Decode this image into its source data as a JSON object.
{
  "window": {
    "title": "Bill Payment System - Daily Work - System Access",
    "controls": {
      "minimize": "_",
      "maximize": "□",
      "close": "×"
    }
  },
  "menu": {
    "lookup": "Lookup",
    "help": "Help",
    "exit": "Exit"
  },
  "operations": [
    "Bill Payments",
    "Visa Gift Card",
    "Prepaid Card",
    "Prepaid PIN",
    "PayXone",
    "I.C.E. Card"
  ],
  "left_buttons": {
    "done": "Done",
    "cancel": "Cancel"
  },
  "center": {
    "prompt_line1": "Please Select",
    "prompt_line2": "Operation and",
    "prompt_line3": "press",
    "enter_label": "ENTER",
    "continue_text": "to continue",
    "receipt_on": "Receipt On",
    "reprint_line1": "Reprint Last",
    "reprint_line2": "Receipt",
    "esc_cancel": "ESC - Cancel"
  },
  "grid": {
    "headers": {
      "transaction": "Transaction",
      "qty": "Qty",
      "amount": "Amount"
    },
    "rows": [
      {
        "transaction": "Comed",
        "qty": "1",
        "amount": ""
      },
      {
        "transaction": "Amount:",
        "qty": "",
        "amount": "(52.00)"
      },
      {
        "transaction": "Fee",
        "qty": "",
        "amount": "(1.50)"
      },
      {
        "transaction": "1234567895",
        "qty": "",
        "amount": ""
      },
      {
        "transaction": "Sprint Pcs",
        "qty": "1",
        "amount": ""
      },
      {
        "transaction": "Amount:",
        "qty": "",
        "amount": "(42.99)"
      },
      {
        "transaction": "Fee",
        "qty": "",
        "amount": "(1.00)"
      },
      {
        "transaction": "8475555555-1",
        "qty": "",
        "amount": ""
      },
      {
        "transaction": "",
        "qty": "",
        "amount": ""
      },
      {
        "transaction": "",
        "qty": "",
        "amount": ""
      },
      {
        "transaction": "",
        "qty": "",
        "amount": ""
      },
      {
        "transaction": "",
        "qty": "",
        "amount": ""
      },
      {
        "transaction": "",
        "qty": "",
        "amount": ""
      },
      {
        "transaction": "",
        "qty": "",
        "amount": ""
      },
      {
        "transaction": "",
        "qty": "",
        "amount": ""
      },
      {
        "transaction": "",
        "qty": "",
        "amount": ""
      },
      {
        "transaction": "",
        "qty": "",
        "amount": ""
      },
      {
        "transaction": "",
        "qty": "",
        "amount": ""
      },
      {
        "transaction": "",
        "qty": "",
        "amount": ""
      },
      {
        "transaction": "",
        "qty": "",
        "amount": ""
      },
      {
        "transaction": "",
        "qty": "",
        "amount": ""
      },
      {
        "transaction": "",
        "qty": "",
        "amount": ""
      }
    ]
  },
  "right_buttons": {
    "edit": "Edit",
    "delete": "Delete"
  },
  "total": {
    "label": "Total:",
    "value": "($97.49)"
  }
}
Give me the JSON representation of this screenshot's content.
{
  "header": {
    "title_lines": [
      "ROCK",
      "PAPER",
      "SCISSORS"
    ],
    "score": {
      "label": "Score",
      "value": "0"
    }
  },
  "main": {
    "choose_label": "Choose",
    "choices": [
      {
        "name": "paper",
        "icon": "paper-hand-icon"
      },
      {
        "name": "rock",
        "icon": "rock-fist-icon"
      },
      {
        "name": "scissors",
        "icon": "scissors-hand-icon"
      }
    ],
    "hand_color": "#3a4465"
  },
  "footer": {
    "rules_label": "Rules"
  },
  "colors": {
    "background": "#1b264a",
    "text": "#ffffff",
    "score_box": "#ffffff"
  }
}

Request: In the entries above, find each line with the word "Bill" and copy it.

Correct output:
    "title": "Bill Payment System - Daily Work - System Access",
    "Bill Payments",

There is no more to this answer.